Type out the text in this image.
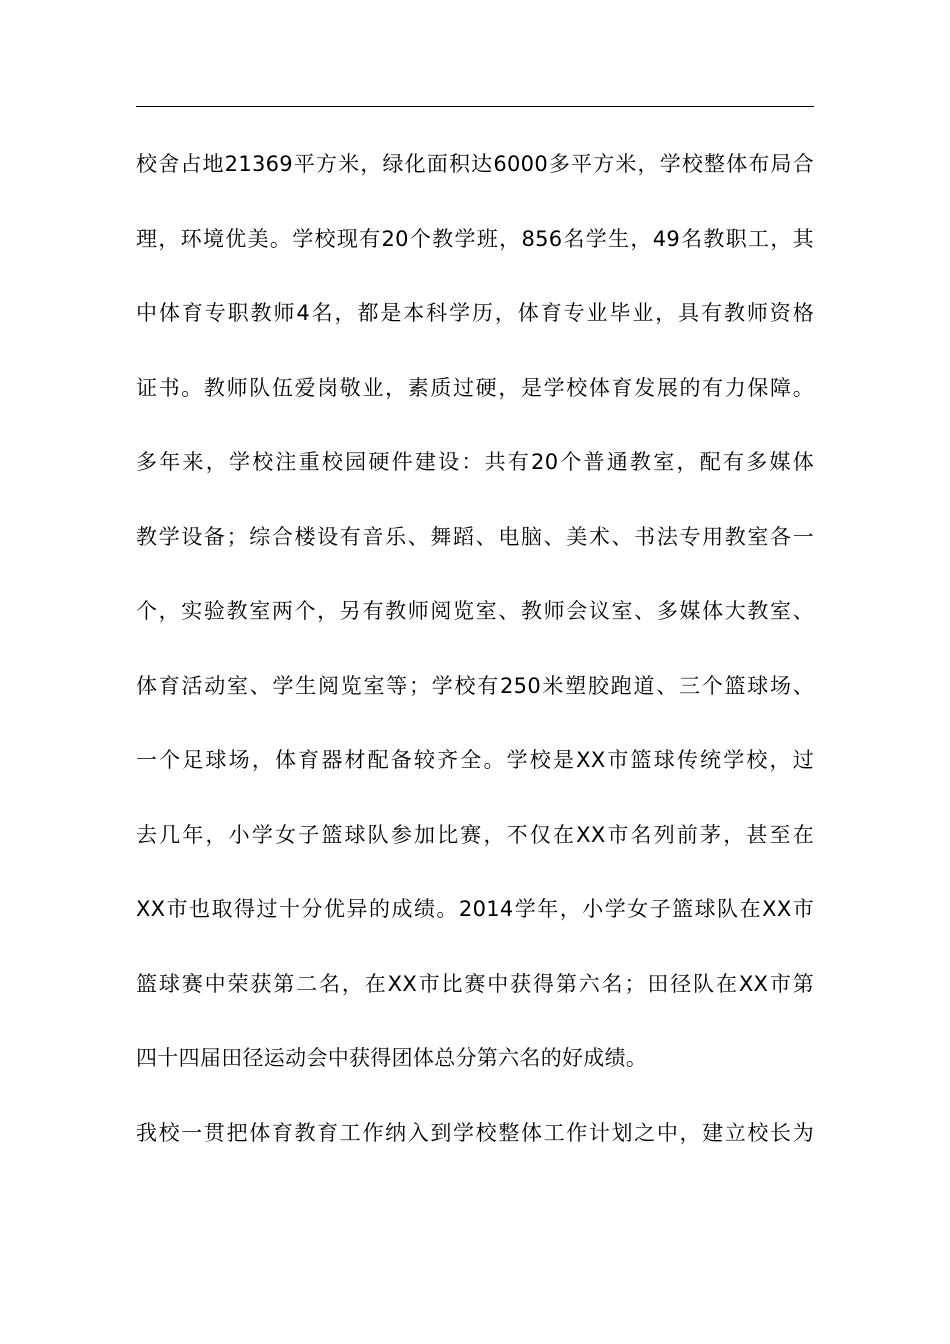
校舍占地21369平方米，绿化面积达6000多平方米，学校整体布局合
理，环境优美。学校现有20个教学班，856名学生，49名教职工，其
中体育专职教师4名，都是本科学历，体育专业毕业，具有教师资格
证书。教师队伍爱岗敬业，素质过硬，是学校体育发展的有力保障。
多年来，学校注重校园硬件建设：共有20个普通教室，配有多媒体
教学设备；综合楼设有音乐、舞蹈、电脑、美术、书法专用教室各一
个，实验教室两个，另有教师阅览室、教师会议室、多媒体大教室、
体育活动室、学生阅览室等；学校有250米塑胶跑道、三个篮球场、
一个足球场，体育器材配备较齐全。学校是XX市篮球传统学校，过
去几年，小学女子篮球队参加比赛，不仅在XX市名列前茅，甚至在
XX市也取得过十分优异的成绩。2014学年，小学女子篮球队在XX市
篮球赛中荣获第二名，在XX市比赛中获得第六名；田径队在XX市第
四十四届田径运动会中获得团体总分第六名的好成绩。
我校一贯把体育教育工作纳入到学校整体工作计划之中，建立校长为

┄┄┄┄┄┄┄┄┄┄┄┄┄┄┄┄┄┄┄┄

> [Exercise objective] Images must not appear in the copy; reproduce everything else in the records verbatim.

> [Exercise answer]
Type out the text in this image.
校舍占地21369平方米，绿化面积达6000多平方米，学校整体布局合
理，环境优美。学校现有20个教学班，856名学生，49名教职工，其
中体育专职教师4名，都是本科学历，体育专业毕业，具有教师资格
证书。教师队伍爱岗敬业，素质过硬，是学校体育发展的有力保障。
多年来，学校注重校园硬件建设：共有20个普通教室，配有多媒体
教学设备；综合楼设有音乐、舞蹈、电脑、美术、书法专用教室各一
个，实验教室两个，另有教师阅览室、教师会议室、多媒体大教室、
体育活动室、学生阅览室等；学校有250米塑胶跑道、三个篮球场、
一个足球场，体育器材配备较齐全。学校是XX市篮球传统学校，过
去几年，小学女子篮球队参加比赛，不仅在XX市名列前茅，甚至在
XX市也取得过十分优异的成绩。2014学年，小学女子篮球队在XX市
篮球赛中荣获第二名，在XX市比赛中获得第六名；田径队在XX市第
四十四届田径运动会中获得团体总分第六名的好成绩。
我校一贯把体育教育工作纳入到学校整体工作计划之中，建立校长为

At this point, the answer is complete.